# REQUIRED WORK
Rewrite every row below, swapping "SnipCode" for "SnippetHub" wherever it occurs and changing nothing else.

%%

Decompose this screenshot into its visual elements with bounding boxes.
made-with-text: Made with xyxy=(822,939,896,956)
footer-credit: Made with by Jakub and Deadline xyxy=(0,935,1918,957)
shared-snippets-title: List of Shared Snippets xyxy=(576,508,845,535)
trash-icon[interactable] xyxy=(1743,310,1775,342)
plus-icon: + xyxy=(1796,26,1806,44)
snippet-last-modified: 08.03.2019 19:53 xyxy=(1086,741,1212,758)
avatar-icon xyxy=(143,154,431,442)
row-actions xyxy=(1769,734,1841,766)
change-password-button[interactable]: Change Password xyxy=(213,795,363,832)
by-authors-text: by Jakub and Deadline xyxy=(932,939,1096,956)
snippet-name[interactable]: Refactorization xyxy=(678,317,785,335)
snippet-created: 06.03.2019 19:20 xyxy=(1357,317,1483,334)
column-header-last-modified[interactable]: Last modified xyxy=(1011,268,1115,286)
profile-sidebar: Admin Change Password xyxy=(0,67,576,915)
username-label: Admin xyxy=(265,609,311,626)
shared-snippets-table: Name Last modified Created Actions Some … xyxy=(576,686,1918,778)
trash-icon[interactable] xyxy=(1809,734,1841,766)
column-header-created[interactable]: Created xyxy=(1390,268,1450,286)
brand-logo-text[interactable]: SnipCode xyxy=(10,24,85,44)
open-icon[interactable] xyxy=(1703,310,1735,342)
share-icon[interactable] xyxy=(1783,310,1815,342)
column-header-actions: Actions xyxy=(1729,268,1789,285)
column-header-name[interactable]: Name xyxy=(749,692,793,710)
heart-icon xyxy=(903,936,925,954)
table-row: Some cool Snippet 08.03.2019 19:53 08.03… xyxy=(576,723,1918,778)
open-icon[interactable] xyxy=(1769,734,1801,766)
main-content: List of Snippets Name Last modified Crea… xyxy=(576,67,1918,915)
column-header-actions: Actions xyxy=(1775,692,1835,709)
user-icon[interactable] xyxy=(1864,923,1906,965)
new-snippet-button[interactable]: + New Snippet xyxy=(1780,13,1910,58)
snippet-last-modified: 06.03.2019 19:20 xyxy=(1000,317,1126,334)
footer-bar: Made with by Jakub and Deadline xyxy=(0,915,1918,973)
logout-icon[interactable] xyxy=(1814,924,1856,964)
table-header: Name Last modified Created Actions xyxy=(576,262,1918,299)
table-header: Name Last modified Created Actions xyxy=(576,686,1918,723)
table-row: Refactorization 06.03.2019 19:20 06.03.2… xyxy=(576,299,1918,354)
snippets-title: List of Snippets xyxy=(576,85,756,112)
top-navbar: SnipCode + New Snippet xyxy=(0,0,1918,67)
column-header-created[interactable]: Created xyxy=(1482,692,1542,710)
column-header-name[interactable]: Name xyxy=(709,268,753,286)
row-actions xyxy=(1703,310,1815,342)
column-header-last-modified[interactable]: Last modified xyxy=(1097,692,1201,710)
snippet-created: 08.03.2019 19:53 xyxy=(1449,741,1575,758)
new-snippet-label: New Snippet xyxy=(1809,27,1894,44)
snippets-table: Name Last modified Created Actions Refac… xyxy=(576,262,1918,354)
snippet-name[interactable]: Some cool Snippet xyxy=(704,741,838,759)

%%

# RESULT FOR THIS EXERCISE
Decompose this screenshot into its visual elements with bounding boxes.
made-with-text: Made with xyxy=(822,939,896,956)
footer-credit: Made with by Jakub and Deadline xyxy=(0,935,1918,957)
shared-snippets-title: List of Shared Snippets xyxy=(576,508,845,535)
trash-icon[interactable] xyxy=(1743,310,1775,342)
plus-icon: + xyxy=(1796,26,1806,44)
snippet-last-modified: 08.03.2019 19:53 xyxy=(1086,741,1212,758)
avatar-icon xyxy=(143,154,431,442)
row-actions xyxy=(1769,734,1841,766)
change-password-button[interactable]: Change Password xyxy=(213,795,363,832)
by-authors-text: by Jakub and Deadline xyxy=(932,939,1096,956)
snippet-name[interactable]: Refactorization xyxy=(678,317,785,335)
snippet-created: 06.03.2019 19:20 xyxy=(1357,317,1483,334)
column-header-last-modified[interactable]: Last modified xyxy=(1011,268,1115,286)
profile-sidebar: Admin Change Password xyxy=(0,67,576,915)
username-label: Admin xyxy=(265,609,311,626)
shared-snippets-table: Name Last modified Created Actions Some … xyxy=(576,686,1918,778)
trash-icon[interactable] xyxy=(1809,734,1841,766)
column-header-created[interactable]: Created xyxy=(1390,268,1450,286)
brand-logo-text[interactable]: SnippetHub xyxy=(10,24,85,44)
open-icon[interactable] xyxy=(1703,310,1735,342)
share-icon[interactable] xyxy=(1783,310,1815,342)
column-header-actions: Actions xyxy=(1729,268,1789,285)
column-header-name[interactable]: Name xyxy=(749,692,793,710)
heart-icon xyxy=(903,936,925,954)
table-row: Some cool Snippet 08.03.2019 19:53 08.03… xyxy=(576,723,1918,778)
open-icon[interactable] xyxy=(1769,734,1801,766)
main-content: List of Snippets Name Last modified Crea… xyxy=(576,67,1918,915)
column-header-actions: Actions xyxy=(1775,692,1835,709)
user-icon[interactable] xyxy=(1864,923,1906,965)
new-snippet-button[interactable]: + New Snippet xyxy=(1780,13,1910,58)
snippet-last-modified: 06.03.2019 19:20 xyxy=(1000,317,1126,334)
footer-bar: Made with by Jakub and Deadline xyxy=(0,915,1918,973)
logout-icon[interactable] xyxy=(1814,924,1856,964)
table-header: Name Last modified Created Actions xyxy=(576,262,1918,299)
table-header: Name Last modified Created Actions xyxy=(576,686,1918,723)
table-row: Refactorization 06.03.2019 19:20 06.03.2… xyxy=(576,299,1918,354)
snippets-title: List of Snippets xyxy=(576,85,756,112)
top-navbar: SnippetHub + New Snippet xyxy=(0,0,1918,67)
column-header-created[interactable]: Created xyxy=(1482,692,1542,710)
column-header-name[interactable]: Name xyxy=(709,268,753,286)
row-actions xyxy=(1703,310,1815,342)
column-header-last-modified[interactable]: Last modified xyxy=(1097,692,1201,710)
snippet-created: 08.03.2019 19:53 xyxy=(1449,741,1575,758)
new-snippet-label: New Snippet xyxy=(1809,27,1894,44)
snippets-table: Name Last modified Created Actions Refac… xyxy=(576,262,1918,354)
snippet-name[interactable]: Some cool Snippet xyxy=(704,741,838,759)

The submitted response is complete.